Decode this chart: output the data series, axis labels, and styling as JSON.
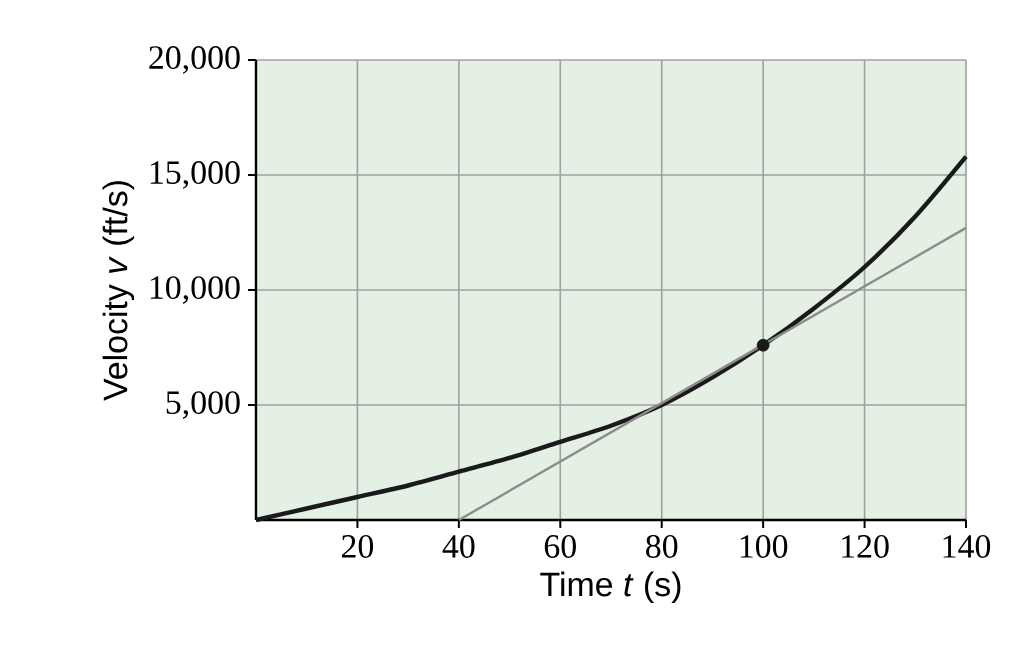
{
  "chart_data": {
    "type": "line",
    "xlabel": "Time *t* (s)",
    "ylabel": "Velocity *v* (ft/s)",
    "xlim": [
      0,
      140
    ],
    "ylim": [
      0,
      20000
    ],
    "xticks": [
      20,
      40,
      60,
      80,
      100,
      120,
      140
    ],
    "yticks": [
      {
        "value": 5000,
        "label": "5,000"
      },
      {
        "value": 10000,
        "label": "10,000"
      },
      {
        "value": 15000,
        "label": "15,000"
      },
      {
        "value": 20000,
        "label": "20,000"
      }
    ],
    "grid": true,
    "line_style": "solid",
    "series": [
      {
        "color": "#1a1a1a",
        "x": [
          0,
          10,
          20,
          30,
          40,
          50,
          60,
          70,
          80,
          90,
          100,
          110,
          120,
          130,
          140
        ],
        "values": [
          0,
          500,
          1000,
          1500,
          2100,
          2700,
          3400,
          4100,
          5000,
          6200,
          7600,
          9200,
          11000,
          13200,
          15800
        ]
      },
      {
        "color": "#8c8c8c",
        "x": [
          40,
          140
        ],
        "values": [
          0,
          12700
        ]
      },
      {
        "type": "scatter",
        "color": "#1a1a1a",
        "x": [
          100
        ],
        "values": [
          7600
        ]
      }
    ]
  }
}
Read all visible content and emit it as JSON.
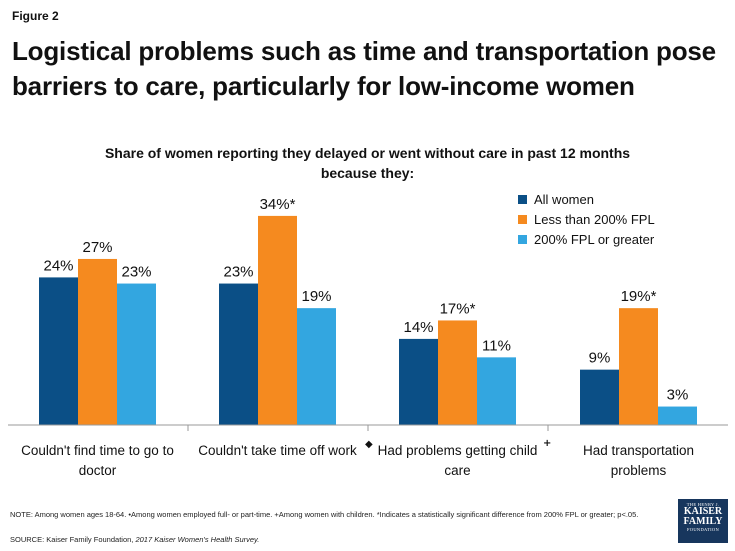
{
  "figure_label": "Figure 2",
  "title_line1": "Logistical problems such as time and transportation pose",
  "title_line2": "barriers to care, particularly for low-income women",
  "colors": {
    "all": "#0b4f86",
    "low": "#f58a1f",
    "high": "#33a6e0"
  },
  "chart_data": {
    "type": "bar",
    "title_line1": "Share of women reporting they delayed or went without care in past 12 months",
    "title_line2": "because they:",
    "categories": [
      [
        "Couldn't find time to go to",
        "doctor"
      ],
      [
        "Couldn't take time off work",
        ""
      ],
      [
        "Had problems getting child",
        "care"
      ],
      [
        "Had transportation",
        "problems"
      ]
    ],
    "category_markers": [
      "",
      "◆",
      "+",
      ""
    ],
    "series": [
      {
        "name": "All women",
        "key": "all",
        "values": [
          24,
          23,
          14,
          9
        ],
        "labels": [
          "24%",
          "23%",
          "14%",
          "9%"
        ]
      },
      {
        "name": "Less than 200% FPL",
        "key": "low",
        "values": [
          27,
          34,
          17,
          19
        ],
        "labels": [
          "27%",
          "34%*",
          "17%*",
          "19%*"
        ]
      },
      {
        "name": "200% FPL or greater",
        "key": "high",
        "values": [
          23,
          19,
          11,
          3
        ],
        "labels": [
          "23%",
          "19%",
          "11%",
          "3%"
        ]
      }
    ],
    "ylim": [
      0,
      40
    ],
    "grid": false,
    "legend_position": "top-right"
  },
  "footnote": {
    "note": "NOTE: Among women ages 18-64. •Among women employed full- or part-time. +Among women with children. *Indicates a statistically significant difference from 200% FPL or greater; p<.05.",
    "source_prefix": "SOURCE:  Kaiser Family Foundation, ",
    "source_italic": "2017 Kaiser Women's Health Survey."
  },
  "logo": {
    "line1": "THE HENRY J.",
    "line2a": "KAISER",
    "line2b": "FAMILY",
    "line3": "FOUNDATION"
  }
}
########
**WHAT THE TASK ASKS:**
All of the lines above should be retyped precisely, apart from the pictures.

**EXERCISE RESULT:**
Decode this chart: output the data series, axis labels, and styling as JSON.
{
  "chart_data": {
    "type": "line",
    "xlabel": "Time *t* (s)",
    "ylabel": "Velocity *v* (ft/s)",
    "xlim": [
      0,
      140
    ],
    "ylim": [
      0,
      20000
    ],
    "xticks": [
      20,
      40,
      60,
      80,
      100,
      120,
      140
    ],
    "yticks": [
      {
        "value": 5000,
        "label": "5,000"
      },
      {
        "value": 10000,
        "label": "10,000"
      },
      {
        "value": 15000,
        "label": "15,000"
      },
      {
        "value": 20000,
        "label": "20,000"
      }
    ],
    "grid": true,
    "line_style": "solid",
    "series": [
      {
        "color": "#1a1a1a",
        "x": [
          0,
          10,
          20,
          30,
          40,
          50,
          60,
          70,
          80,
          90,
          100,
          110,
          120,
          130,
          140
        ],
        "values": [
          0,
          500,
          1000,
          1500,
          2100,
          2700,
          3400,
          4100,
          5000,
          6200,
          7600,
          9200,
          11000,
          13200,
          15800
        ]
      },
      {
        "color": "#8c8c8c",
        "x": [
          40,
          140
        ],
        "values": [
          0,
          12700
        ]
      },
      {
        "type": "scatter",
        "color": "#1a1a1a",
        "x": [
          100
        ],
        "values": [
          7600
        ]
      }
    ]
  }
}
Read all visible content and emit it as JSON.
{
  "figure_label": "Figure 2",
  "title_line1": "Logistical problems such as time and transportation pose",
  "title_line2": "barriers to care, particularly for low-income women",
  "colors": {
    "all": "#0b4f86",
    "low": "#f58a1f",
    "high": "#33a6e0"
  },
  "chart_data": {
    "type": "bar",
    "title_line1": "Share of women reporting they delayed or went without care in past 12 months",
    "title_line2": "because they:",
    "categories": [
      [
        "Couldn't find time to go to",
        "doctor"
      ],
      [
        "Couldn't take time off work",
        ""
      ],
      [
        "Had problems getting child",
        "care"
      ],
      [
        "Had transportation",
        "problems"
      ]
    ],
    "category_markers": [
      "",
      "◆",
      "+",
      ""
    ],
    "series": [
      {
        "name": "All women",
        "key": "all",
        "values": [
          24,
          23,
          14,
          9
        ],
        "labels": [
          "24%",
          "23%",
          "14%",
          "9%"
        ]
      },
      {
        "name": "Less than 200% FPL",
        "key": "low",
        "values": [
          27,
          34,
          17,
          19
        ],
        "labels": [
          "27%",
          "34%*",
          "17%*",
          "19%*"
        ]
      },
      {
        "name": "200% FPL or greater",
        "key": "high",
        "values": [
          23,
          19,
          11,
          3
        ],
        "labels": [
          "23%",
          "19%",
          "11%",
          "3%"
        ]
      }
    ],
    "ylim": [
      0,
      40
    ],
    "grid": false,
    "legend_position": "top-right"
  },
  "footnote": {
    "note": "NOTE: Among women ages 18-64. •Among women employed full- or part-time. +Among women with children. *Indicates a statistically significant difference from 200% FPL or greater; p<.05.",
    "source_prefix": "SOURCE:  Kaiser Family Foundation, ",
    "source_italic": "2017 Kaiser Women's Health Survey."
  },
  "logo": {
    "line1": "THE HENRY J.",
    "line2a": "KAISER",
    "line2b": "FAMILY",
    "line3": "FOUNDATION"
  }
}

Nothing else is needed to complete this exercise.